Saved data entries:
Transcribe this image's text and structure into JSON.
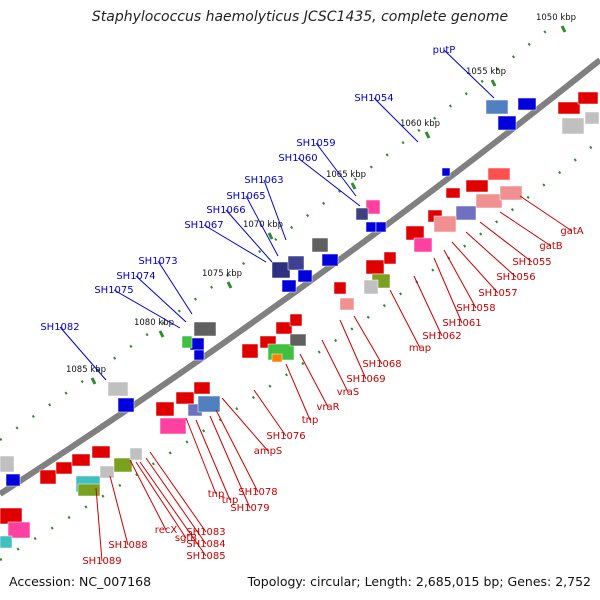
{
  "title": "Staphylococcus haemolyticus JCSC1435, complete genome",
  "footer": {
    "accession": "Accession: NC_007168",
    "summary": "Topology: circular; Length: 2,685,015 bp; Genes: 2,752"
  },
  "colors": {
    "backbone": "#808080",
    "label_blue": "#0000cc",
    "label_red": "#cc0000",
    "tick": "#2e8b2e"
  },
  "kbp_labels": [
    "1050 kbp",
    "1055 kbp",
    "1060 kbp",
    "1065 kbp",
    "1070 kbp",
    "1075 kbp",
    "1080 kbp",
    "1085 kbp"
  ],
  "outer_labels": [
    "putP",
    "SH1054",
    "SH1059",
    "SH1060",
    "SH1063",
    "SH1065",
    "SH1066",
    "SH1067",
    "SH1073",
    "SH1074",
    "SH1075",
    "SH1082"
  ],
  "inner_labels": [
    "gatA",
    "gatB",
    "SH1055",
    "SH1056",
    "SH1057",
    "SH1058",
    "SH1061",
    "SH1062",
    "map",
    "SH1068",
    "SH1069",
    "vraS",
    "vraR",
    "tnp",
    "SH1076",
    "ampS",
    "SH1078",
    "SH1079",
    "tnp",
    "tnp",
    "SH1083",
    "SH1084",
    "SH1085",
    "sgtB",
    "recX",
    "SH1088",
    "SH1089"
  ]
}
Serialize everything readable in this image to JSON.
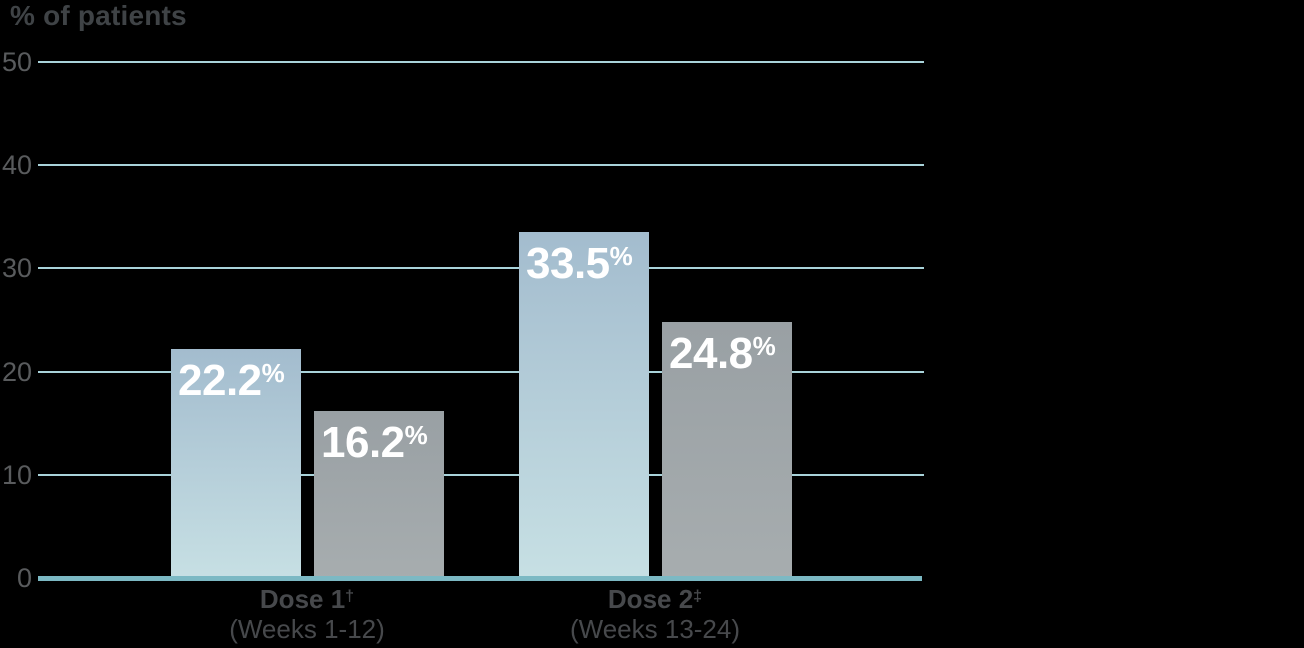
{
  "chart_data": {
    "type": "bar",
    "title": "% of patients",
    "categories": [
      {
        "label": "Dose 1",
        "superscript": "†",
        "sublabel": "(Weeks 1-12)"
      },
      {
        "label": "Dose 2",
        "superscript": "‡",
        "sublabel": "(Weeks 13-24)"
      }
    ],
    "series": [
      {
        "name": "blue-bars",
        "values": [
          22.2,
          33.5
        ],
        "labels": [
          "22.2",
          "33.5"
        ],
        "color_top": "#a3bcce",
        "color_bottom": "#c7e0e4"
      },
      {
        "name": "gray-bars",
        "values": [
          16.2,
          24.8
        ],
        "labels": [
          "16.2",
          "24.8"
        ],
        "color_top": "#99a0a4",
        "color_bottom": "#a7adaf"
      }
    ],
    "percent_sign": "%",
    "yticks": [
      50,
      40,
      30,
      20,
      10,
      0
    ],
    "ylim": [
      0,
      50
    ],
    "grid": true,
    "legend": false,
    "colors": {
      "background": "#000000",
      "gridline": "#a9d3da",
      "baseline": "#7cb9c4",
      "title_text": "#3f4346",
      "tick_text": "#595b5d",
      "xlabel_text": "#47494c",
      "value_label_text": "#ffffff"
    }
  }
}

DESCRIPTION OF THE TASK: From the first line to the last, set down the records above exactly and skip the pictures.

EXERCISE SOLUTION:
Transcribe this image's text and structure into JSON.
{
  "title": "Staphylococcus haemolyticus JCSC1435, complete genome",
  "footer": {
    "accession": "Accession: NC_007168",
    "summary": "Topology: circular; Length: 2,685,015 bp; Genes: 2,752"
  },
  "colors": {
    "backbone": "#808080",
    "label_blue": "#0000cc",
    "label_red": "#cc0000",
    "tick": "#2e8b2e"
  },
  "kbp_labels": [
    "1050 kbp",
    "1055 kbp",
    "1060 kbp",
    "1065 kbp",
    "1070 kbp",
    "1075 kbp",
    "1080 kbp",
    "1085 kbp"
  ],
  "outer_labels": [
    "putP",
    "SH1054",
    "SH1059",
    "SH1060",
    "SH1063",
    "SH1065",
    "SH1066",
    "SH1067",
    "SH1073",
    "SH1074",
    "SH1075",
    "SH1082"
  ],
  "inner_labels": [
    "gatA",
    "gatB",
    "SH1055",
    "SH1056",
    "SH1057",
    "SH1058",
    "SH1061",
    "SH1062",
    "map",
    "SH1068",
    "SH1069",
    "vraS",
    "vraR",
    "tnp",
    "SH1076",
    "ampS",
    "SH1078",
    "SH1079",
    "tnp",
    "tnp",
    "SH1083",
    "SH1084",
    "SH1085",
    "sgtB",
    "recX",
    "SH1088",
    "SH1089"
  ]
}
Serialize everything readable in this image to JSON.
{
  "chart_data": {
    "type": "bar",
    "title": "% of patients",
    "categories": [
      {
        "label": "Dose 1",
        "superscript": "†",
        "sublabel": "(Weeks 1-12)"
      },
      {
        "label": "Dose 2",
        "superscript": "‡",
        "sublabel": "(Weeks 13-24)"
      }
    ],
    "series": [
      {
        "name": "blue-bars",
        "values": [
          22.2,
          33.5
        ],
        "labels": [
          "22.2",
          "33.5"
        ],
        "color_top": "#a3bcce",
        "color_bottom": "#c7e0e4"
      },
      {
        "name": "gray-bars",
        "values": [
          16.2,
          24.8
        ],
        "labels": [
          "16.2",
          "24.8"
        ],
        "color_top": "#99a0a4",
        "color_bottom": "#a7adaf"
      }
    ],
    "percent_sign": "%",
    "yticks": [
      50,
      40,
      30,
      20,
      10,
      0
    ],
    "ylim": [
      0,
      50
    ],
    "grid": true,
    "legend": false,
    "colors": {
      "background": "#000000",
      "gridline": "#a9d3da",
      "baseline": "#7cb9c4",
      "title_text": "#3f4346",
      "tick_text": "#595b5d",
      "xlabel_text": "#47494c",
      "value_label_text": "#ffffff"
    }
  }
}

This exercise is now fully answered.